● Task
Count every line in the following entries where the word "object" appears. Give the count alone.

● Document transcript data

────

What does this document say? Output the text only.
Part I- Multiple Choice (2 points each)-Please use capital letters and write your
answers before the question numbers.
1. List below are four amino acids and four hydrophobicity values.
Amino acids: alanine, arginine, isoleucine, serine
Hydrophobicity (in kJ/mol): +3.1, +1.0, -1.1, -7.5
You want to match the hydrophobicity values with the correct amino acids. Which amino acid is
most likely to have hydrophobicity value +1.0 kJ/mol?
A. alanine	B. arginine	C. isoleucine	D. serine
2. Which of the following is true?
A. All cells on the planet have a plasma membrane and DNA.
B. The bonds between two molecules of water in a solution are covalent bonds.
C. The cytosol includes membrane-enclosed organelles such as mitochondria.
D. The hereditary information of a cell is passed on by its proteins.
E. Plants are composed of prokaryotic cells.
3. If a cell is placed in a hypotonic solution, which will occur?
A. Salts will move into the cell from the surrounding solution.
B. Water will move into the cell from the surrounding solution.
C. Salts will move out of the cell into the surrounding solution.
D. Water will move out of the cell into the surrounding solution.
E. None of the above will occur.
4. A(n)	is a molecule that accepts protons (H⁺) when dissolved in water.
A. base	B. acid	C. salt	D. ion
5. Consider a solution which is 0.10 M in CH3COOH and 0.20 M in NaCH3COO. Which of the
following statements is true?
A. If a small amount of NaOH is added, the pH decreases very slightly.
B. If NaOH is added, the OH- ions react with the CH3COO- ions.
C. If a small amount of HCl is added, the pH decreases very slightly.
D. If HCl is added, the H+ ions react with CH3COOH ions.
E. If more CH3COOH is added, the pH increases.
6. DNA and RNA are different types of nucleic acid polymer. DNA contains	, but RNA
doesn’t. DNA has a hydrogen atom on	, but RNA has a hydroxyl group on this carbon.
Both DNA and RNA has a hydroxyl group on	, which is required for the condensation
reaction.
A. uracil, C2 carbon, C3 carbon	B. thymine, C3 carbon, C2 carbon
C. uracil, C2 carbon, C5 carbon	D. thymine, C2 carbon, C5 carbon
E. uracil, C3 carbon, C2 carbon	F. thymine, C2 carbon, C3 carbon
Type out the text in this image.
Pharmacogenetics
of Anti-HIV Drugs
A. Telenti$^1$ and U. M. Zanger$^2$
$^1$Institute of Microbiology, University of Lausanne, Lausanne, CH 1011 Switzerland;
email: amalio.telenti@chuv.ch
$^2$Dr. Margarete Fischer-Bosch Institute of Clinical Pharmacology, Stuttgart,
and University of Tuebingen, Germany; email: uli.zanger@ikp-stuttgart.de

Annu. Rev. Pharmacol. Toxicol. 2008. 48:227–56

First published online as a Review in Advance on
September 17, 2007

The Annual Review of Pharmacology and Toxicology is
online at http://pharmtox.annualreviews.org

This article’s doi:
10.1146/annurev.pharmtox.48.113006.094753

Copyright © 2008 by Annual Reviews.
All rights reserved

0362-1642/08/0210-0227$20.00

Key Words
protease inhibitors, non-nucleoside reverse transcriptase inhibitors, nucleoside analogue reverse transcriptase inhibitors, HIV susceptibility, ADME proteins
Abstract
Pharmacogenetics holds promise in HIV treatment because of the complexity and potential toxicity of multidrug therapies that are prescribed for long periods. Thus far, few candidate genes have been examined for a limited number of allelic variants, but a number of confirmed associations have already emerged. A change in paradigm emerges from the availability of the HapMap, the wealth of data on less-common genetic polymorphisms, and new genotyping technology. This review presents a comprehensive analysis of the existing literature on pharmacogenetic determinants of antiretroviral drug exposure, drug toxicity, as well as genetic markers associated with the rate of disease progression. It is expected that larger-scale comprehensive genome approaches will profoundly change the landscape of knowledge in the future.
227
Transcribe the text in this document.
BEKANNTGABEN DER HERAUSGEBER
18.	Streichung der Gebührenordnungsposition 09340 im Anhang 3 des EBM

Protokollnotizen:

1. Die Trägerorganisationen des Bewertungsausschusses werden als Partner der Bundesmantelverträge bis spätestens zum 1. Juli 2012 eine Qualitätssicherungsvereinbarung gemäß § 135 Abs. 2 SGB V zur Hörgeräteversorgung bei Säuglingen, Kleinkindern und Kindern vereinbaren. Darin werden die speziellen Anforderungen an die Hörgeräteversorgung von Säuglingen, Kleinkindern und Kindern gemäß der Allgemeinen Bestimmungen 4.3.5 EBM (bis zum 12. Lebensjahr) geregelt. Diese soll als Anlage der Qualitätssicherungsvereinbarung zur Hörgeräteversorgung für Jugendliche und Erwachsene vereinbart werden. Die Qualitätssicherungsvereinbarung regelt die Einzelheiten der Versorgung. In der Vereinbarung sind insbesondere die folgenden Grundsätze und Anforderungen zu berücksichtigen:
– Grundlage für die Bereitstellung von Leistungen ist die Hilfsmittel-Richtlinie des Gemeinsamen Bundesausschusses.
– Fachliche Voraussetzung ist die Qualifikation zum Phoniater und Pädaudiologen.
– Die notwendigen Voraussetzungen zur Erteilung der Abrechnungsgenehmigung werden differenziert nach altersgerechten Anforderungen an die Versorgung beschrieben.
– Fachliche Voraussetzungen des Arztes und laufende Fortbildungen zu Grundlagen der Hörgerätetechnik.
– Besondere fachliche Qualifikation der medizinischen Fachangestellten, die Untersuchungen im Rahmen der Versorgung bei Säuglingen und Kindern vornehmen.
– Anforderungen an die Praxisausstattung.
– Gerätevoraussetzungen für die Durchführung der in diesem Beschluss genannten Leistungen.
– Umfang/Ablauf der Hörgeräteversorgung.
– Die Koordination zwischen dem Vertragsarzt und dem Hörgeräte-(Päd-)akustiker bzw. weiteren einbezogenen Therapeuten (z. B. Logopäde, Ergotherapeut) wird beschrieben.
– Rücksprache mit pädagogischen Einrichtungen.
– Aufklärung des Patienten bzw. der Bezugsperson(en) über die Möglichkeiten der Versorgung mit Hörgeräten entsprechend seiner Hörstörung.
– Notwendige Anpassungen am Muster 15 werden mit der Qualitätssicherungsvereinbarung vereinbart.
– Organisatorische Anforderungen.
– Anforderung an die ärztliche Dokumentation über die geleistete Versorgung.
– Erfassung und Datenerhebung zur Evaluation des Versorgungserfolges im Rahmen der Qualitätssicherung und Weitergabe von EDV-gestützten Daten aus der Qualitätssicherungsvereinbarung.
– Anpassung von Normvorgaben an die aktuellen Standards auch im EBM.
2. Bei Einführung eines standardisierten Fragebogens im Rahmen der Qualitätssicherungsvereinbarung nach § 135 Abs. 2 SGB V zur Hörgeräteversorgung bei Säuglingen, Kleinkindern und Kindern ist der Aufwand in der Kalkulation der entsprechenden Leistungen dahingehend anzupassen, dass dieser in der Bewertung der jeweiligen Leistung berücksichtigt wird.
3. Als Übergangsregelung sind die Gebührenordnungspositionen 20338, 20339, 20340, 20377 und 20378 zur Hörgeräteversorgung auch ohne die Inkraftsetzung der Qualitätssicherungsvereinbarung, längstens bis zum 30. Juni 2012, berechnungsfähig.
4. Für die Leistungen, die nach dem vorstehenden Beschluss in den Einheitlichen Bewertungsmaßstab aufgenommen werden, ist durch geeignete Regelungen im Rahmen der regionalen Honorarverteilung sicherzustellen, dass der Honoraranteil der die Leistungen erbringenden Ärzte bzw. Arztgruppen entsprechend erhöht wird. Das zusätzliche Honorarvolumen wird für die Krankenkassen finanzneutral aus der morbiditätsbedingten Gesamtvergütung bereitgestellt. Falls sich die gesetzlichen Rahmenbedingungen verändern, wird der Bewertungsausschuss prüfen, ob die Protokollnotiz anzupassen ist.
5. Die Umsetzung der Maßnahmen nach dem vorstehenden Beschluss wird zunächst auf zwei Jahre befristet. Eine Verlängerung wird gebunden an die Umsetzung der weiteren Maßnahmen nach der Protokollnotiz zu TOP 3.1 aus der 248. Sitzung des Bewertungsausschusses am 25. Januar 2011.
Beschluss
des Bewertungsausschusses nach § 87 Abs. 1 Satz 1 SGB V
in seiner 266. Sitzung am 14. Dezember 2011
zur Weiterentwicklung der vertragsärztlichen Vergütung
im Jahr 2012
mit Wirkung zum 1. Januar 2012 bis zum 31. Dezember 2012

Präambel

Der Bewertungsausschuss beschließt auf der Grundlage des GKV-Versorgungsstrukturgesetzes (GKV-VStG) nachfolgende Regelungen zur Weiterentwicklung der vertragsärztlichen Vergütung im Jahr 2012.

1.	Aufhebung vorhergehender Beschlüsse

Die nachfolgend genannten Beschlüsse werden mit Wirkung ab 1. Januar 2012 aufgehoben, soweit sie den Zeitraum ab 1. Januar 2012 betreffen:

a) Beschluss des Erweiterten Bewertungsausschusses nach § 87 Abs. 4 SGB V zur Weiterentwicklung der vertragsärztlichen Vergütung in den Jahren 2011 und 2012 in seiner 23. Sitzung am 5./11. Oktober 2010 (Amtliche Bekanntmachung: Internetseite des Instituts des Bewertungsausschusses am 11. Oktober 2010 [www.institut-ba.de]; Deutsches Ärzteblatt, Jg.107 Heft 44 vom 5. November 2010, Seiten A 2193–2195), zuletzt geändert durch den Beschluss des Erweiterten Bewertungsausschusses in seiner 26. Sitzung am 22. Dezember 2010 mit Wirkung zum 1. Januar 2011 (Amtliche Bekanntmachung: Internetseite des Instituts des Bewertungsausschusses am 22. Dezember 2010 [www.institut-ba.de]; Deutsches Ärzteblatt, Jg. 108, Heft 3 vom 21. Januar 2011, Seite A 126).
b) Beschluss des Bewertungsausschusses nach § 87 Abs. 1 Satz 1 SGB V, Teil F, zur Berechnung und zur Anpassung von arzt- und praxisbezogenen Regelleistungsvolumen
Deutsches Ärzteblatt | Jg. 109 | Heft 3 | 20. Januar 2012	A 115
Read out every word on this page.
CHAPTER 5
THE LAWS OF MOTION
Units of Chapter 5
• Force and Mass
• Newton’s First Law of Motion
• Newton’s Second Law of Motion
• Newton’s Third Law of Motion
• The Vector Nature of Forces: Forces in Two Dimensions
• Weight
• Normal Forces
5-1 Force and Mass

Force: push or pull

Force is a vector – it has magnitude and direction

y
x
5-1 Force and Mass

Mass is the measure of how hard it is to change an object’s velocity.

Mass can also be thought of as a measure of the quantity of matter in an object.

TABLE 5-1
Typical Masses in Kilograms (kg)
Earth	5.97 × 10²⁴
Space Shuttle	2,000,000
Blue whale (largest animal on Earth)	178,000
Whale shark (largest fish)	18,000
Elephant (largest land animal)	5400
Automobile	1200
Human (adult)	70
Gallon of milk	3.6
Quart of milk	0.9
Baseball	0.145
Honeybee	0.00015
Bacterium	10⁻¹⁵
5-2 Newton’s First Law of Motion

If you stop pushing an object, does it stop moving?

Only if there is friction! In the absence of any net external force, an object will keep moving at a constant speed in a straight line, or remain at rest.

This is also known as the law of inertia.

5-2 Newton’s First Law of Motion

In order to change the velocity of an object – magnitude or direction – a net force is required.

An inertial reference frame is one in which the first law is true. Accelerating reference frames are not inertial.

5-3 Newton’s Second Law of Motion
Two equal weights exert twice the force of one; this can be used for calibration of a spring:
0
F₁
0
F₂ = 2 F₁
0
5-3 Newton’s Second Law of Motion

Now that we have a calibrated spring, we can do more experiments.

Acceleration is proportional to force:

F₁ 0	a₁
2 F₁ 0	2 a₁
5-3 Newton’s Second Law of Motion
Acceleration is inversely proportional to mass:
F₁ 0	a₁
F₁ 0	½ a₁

────

● Result for this exercise
5